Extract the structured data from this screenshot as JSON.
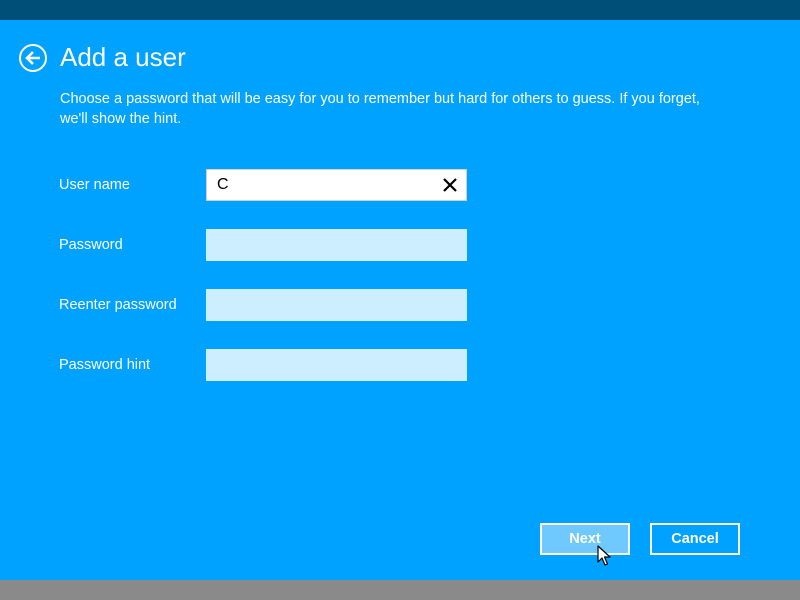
{
  "header": {
    "title": "Add a user",
    "back_icon": "back-arrow-icon"
  },
  "description": "Choose a password that will be easy for you to remember but hard for others to guess. If you forget, we'll show the hint.",
  "form": {
    "user_name": {
      "label": "User name",
      "value": "C"
    },
    "password": {
      "label": "Password",
      "value": ""
    },
    "reenter_password": {
      "label": "Reenter password",
      "value": ""
    },
    "password_hint": {
      "label": "Password hint",
      "value": ""
    }
  },
  "buttons": {
    "next": "Next",
    "cancel": "Cancel"
  },
  "colors": {
    "background": "#00a2ff",
    "top_strip": "#004f78",
    "bottom_strip": "#8a8a8a",
    "field_inactive": "#cceeff",
    "next_button_hover": "#6fc9ff"
  }
}
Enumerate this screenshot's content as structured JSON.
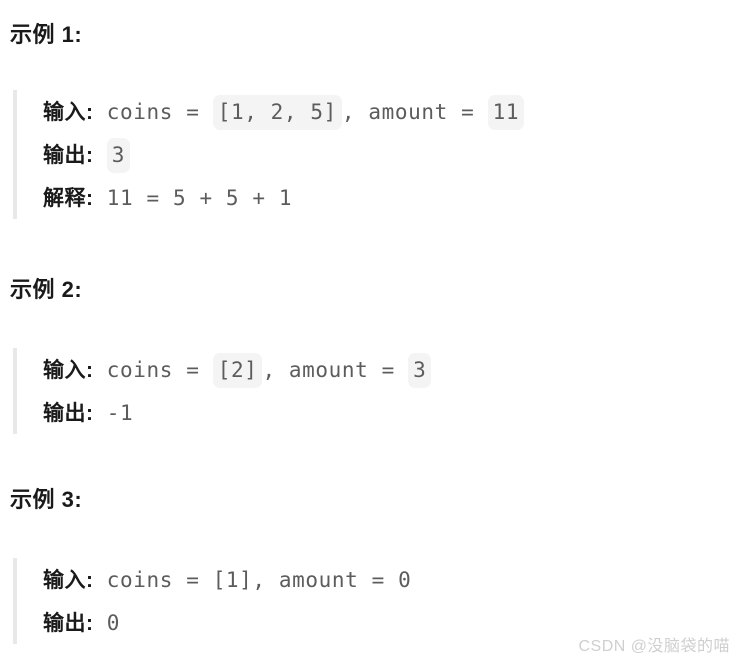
{
  "document": {
    "language": "zh-CN",
    "background_color": "#ffffff",
    "heading_color": "#1a1a1a",
    "code_color": "#5c5c5c",
    "chip_background_color": "#f4f4f5",
    "quote_border_color": "#e8e8e8",
    "watermark_color": "#cfcfcf"
  },
  "examples": [
    {
      "heading": "示例 1:",
      "lines": [
        {
          "label": "输入:",
          "parts": [
            {
              "kind": "code",
              "text": " coins = "
            },
            {
              "kind": "chip",
              "text": "[1, 2, 5]"
            },
            {
              "kind": "code",
              "text": ", amount = "
            },
            {
              "kind": "chip",
              "text": "11"
            }
          ]
        },
        {
          "label": "输出:",
          "parts": [
            {
              "kind": "code",
              "text": " "
            },
            {
              "kind": "chip",
              "text": "3"
            }
          ]
        },
        {
          "label": "解释:",
          "parts": [
            {
              "kind": "code",
              "text": " 11 = 5 + 5 + 1"
            }
          ]
        }
      ]
    },
    {
      "heading": "示例 2:",
      "lines": [
        {
          "label": "输入:",
          "parts": [
            {
              "kind": "code",
              "text": " coins = "
            },
            {
              "kind": "chip",
              "text": "[2]"
            },
            {
              "kind": "code",
              "text": ", amount = "
            },
            {
              "kind": "chip",
              "text": "3"
            }
          ]
        },
        {
          "label": "输出:",
          "parts": [
            {
              "kind": "code",
              "text": " -1"
            }
          ]
        }
      ]
    },
    {
      "heading": "示例 3:",
      "lines": [
        {
          "label": "输入:",
          "parts": [
            {
              "kind": "code",
              "text": " coins = [1], amount = 0"
            }
          ]
        },
        {
          "label": "输出:",
          "parts": [
            {
              "kind": "code",
              "text": " 0"
            }
          ]
        }
      ]
    }
  ],
  "watermark": {
    "text": "CSDN @没脑袋的喵"
  }
}
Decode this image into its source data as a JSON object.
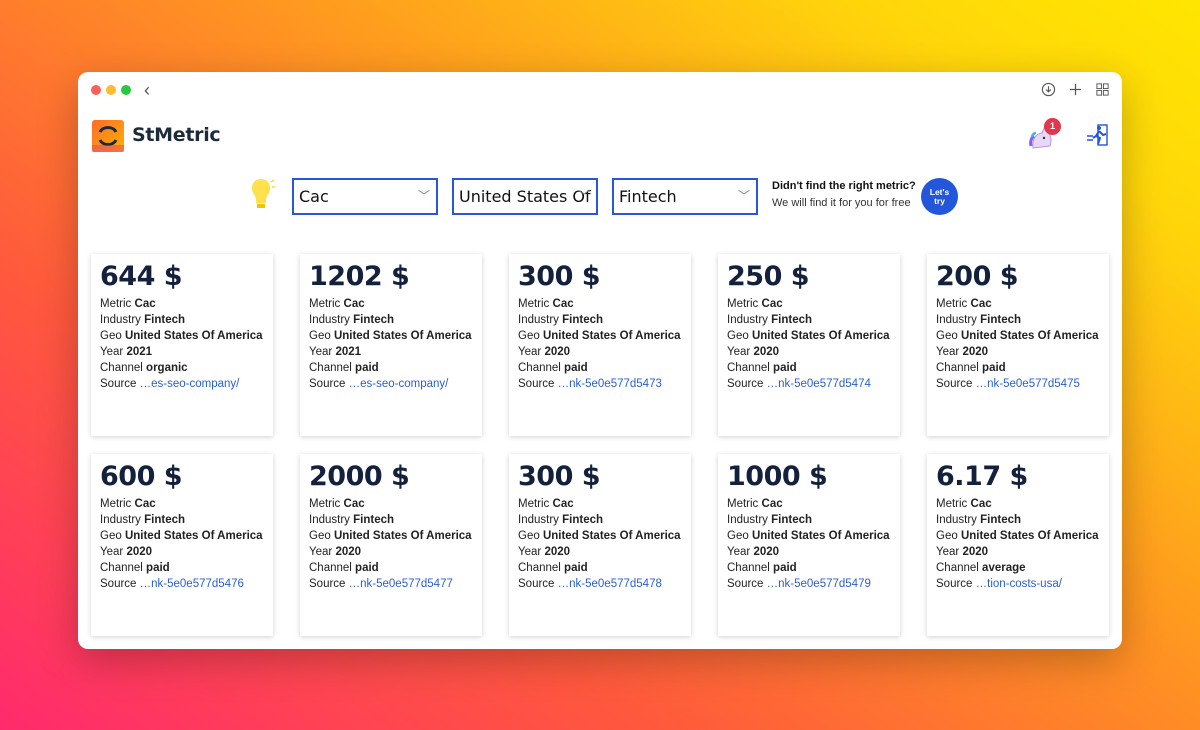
{
  "app": {
    "brand": "StMetric",
    "notification_count": "1"
  },
  "filters": {
    "metric": "Cac",
    "geo": "United States Of",
    "industry": "Fintech",
    "cta_title": "Didn't find the right metric?",
    "cta_subtitle": "We will find it for you for free",
    "cta_button_line1": "Let's",
    "cta_button_line2": "try"
  },
  "labels": {
    "metric": "Metric",
    "industry": "Industry",
    "geo": "Geo",
    "year": "Year",
    "channel": "Channel",
    "source": "Source"
  },
  "cards": [
    {
      "amount": "644 $",
      "metric": "Cac",
      "industry": "Fintech",
      "geo": "United States Of America",
      "year": "2021",
      "channel": "organic",
      "source": "…es-seo-company/"
    },
    {
      "amount": "1202 $",
      "metric": "Cac",
      "industry": "Fintech",
      "geo": "United States Of America",
      "year": "2021",
      "channel": "paid",
      "source": "…es-seo-company/"
    },
    {
      "amount": "300 $",
      "metric": "Cac",
      "industry": "Fintech",
      "geo": "United States Of America",
      "year": "2020",
      "channel": "paid",
      "source": "…nk-5e0e577d5473"
    },
    {
      "amount": "250 $",
      "metric": "Cac",
      "industry": "Fintech",
      "geo": "United States Of America",
      "year": "2020",
      "channel": "paid",
      "source": "…nk-5e0e577d5474"
    },
    {
      "amount": "200 $",
      "metric": "Cac",
      "industry": "Fintech",
      "geo": "United States Of America",
      "year": "2020",
      "channel": "paid",
      "source": "…nk-5e0e577d5475"
    },
    {
      "amount": "600 $",
      "metric": "Cac",
      "industry": "Fintech",
      "geo": "United States Of America",
      "year": "2020",
      "channel": "paid",
      "source": "…nk-5e0e577d5476"
    },
    {
      "amount": "2000 $",
      "metric": "Cac",
      "industry": "Fintech",
      "geo": "United States Of America",
      "year": "2020",
      "channel": "paid",
      "source": "…nk-5e0e577d5477"
    },
    {
      "amount": "300 $",
      "metric": "Cac",
      "industry": "Fintech",
      "geo": "United States Of America",
      "year": "2020",
      "channel": "paid",
      "source": "…nk-5e0e577d5478"
    },
    {
      "amount": "1000 $",
      "metric": "Cac",
      "industry": "Fintech",
      "geo": "United States Of America",
      "year": "2020",
      "channel": "paid",
      "source": "…nk-5e0e577d5479"
    },
    {
      "amount": "6.17 $",
      "metric": "Cac",
      "industry": "Fintech",
      "geo": "United States Of America",
      "year": "2020",
      "channel": "average",
      "source": "…tion-costs-usa/"
    }
  ],
  "colors": {
    "accent": "#2356db",
    "select_border": "#2a57d6",
    "amount": "#14213d",
    "link": "#2a5fd0",
    "badge": "#e0364e"
  },
  "icons": [
    "back-arrow-icon",
    "download-icon",
    "plus-icon",
    "grid-icon",
    "logo-icon",
    "unicorn-icon",
    "runner-icon",
    "lightbulb-icon",
    "chevron-down-icon"
  ]
}
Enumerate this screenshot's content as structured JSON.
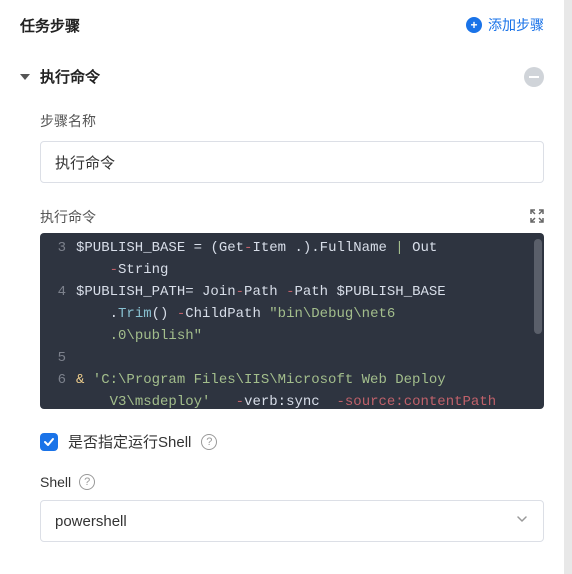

########

Set exercise: Repeat the data exactly in full, omitting its pictures.

Task response:
Extract the structured data from this screenshot as JSON.
{
  "header": {
    "title": "Add a user",
    "back_icon": "back-arrow-icon"
  },
  "description": "Choose a password that will be easy for you to remember but hard for others to guess. If you forget, we'll show the hint.",
  "form": {
    "user_name": {
      "label": "User name",
      "value": "C"
    },
    "password": {
      "label": "Password",
      "value": ""
    },
    "reenter_password": {
      "label": "Reenter password",
      "value": ""
    },
    "password_hint": {
      "label": "Password hint",
      "value": ""
    }
  },
  "buttons": {
    "next": "Next",
    "cancel": "Cancel"
  },
  "colors": {
    "background": "#00a2ff",
    "top_strip": "#004f78",
    "bottom_strip": "#8a8a8a",
    "field_inactive": "#cceeff",
    "next_button_hover": "#6fc9ff"
  }
}
Enumerate this screenshot's content as structured JSON.
{
  "document": {
    "language": "zh-CN",
    "background_color": "#ffffff",
    "heading_color": "#1a1a1a",
    "code_color": "#5c5c5c",
    "chip_background_color": "#f4f4f5",
    "quote_border_color": "#e8e8e8",
    "watermark_color": "#cfcfcf"
  },
  "examples": [
    {
      "heading": "示例 1:",
      "lines": [
        {
          "label": "输入:",
          "parts": [
            {
              "kind": "code",
              "text": " coins = "
            },
            {
              "kind": "chip",
              "text": "[1, 2, 5]"
            },
            {
              "kind": "code",
              "text": ", amount = "
            },
            {
              "kind": "chip",
              "text": "11"
            }
          ]
        },
        {
          "label": "输出:",
          "parts": [
            {
              "kind": "code",
              "text": " "
            },
            {
              "kind": "chip",
              "text": "3"
            }
          ]
        },
        {
          "label": "解释:",
          "parts": [
            {
              "kind": "code",
              "text": " 11 = 5 + 5 + 1"
            }
          ]
        }
      ]
    },
    {
      "heading": "示例 2:",
      "lines": [
        {
          "label": "输入:",
          "parts": [
            {
              "kind": "code",
              "text": " coins = "
            },
            {
              "kind": "chip",
              "text": "[2]"
            },
            {
              "kind": "code",
              "text": ", amount = "
            },
            {
              "kind": "chip",
              "text": "3"
            }
          ]
        },
        {
          "label": "输出:",
          "parts": [
            {
              "kind": "code",
              "text": " -1"
            }
          ]
        }
      ]
    },
    {
      "heading": "示例 3:",
      "lines": [
        {
          "label": "输入:",
          "parts": [
            {
              "kind": "code",
              "text": " coins = [1], amount = 0"
            }
          ]
        },
        {
          "label": "输出:",
          "parts": [
            {
              "kind": "code",
              "text": " 0"
            }
          ]
        }
      ]
    }
  ],
  "watermark": {
    "text": "CSDN @没脑袋的喵"
  }
}
Decode this image into its source data as a JSON object.
{
  "app": {
    "brand": "StMetric",
    "notification_count": "1"
  },
  "filters": {
    "metric": "Cac",
    "geo": "United States Of",
    "industry": "Fintech",
    "cta_title": "Didn't find the right metric?",
    "cta_subtitle": "We will find it for you for free",
    "cta_button_line1": "Let's",
    "cta_button_line2": "try"
  },
  "labels": {
    "metric": "Metric",
    "industry": "Industry",
    "geo": "Geo",
    "year": "Year",
    "channel": "Channel",
    "source": "Source"
  },
  "cards": [
    {
      "amount": "644 $",
      "metric": "Cac",
      "industry": "Fintech",
      "geo": "United States Of America",
      "year": "2021",
      "channel": "organic",
      "source": "…es-seo-company/"
    },
    {
      "amount": "1202 $",
      "metric": "Cac",
      "industry": "Fintech",
      "geo": "United States Of America",
      "year": "2021",
      "channel": "paid",
      "source": "…es-seo-company/"
    },
    {
      "amount": "300 $",
      "metric": "Cac",
      "industry": "Fintech",
      "geo": "United States Of America",
      "year": "2020",
      "channel": "paid",
      "source": "…nk-5e0e577d5473"
    },
    {
      "amount": "250 $",
      "metric": "Cac",
      "industry": "Fintech",
      "geo": "United States Of America",
      "year": "2020",
      "channel": "paid",
      "source": "…nk-5e0e577d5474"
    },
    {
      "amount": "200 $",
      "metric": "Cac",
      "industry": "Fintech",
      "geo": "United States Of America",
      "year": "2020",
      "channel": "paid",
      "source": "…nk-5e0e577d5475"
    },
    {
      "amount": "600 $",
      "metric": "Cac",
      "industry": "Fintech",
      "geo": "United States Of America",
      "year": "2020",
      "channel": "paid",
      "source": "…nk-5e0e577d5476"
    },
    {
      "amount": "2000 $",
      "metric": "Cac",
      "industry": "Fintech",
      "geo": "United States Of America",
      "year": "2020",
      "channel": "paid",
      "source": "…nk-5e0e577d5477"
    },
    {
      "amount": "300 $",
      "metric": "Cac",
      "industry": "Fintech",
      "geo": "United States Of America",
      "year": "2020",
      "channel": "paid",
      "source": "…nk-5e0e577d5478"
    },
    {
      "amount": "1000 $",
      "metric": "Cac",
      "industry": "Fintech",
      "geo": "United States Of America",
      "year": "2020",
      "channel": "paid",
      "source": "…nk-5e0e577d5479"
    },
    {
      "amount": "6.17 $",
      "metric": "Cac",
      "industry": "Fintech",
      "geo": "United States Of America",
      "year": "2020",
      "channel": "average",
      "source": "…tion-costs-usa/"
    }
  ],
  "colors": {
    "accent": "#2356db",
    "select_border": "#2a57d6",
    "amount": "#14213d",
    "link": "#2a5fd0",
    "badge": "#e0364e"
  },
  "icons": [
    "back-arrow-icon",
    "download-icon",
    "plus-icon",
    "grid-icon",
    "logo-icon",
    "unicorn-icon",
    "runner-icon",
    "lightbulb-icon",
    "chevron-down-icon"
  ]
}
Enumerate this screenshot's content as structured JSON.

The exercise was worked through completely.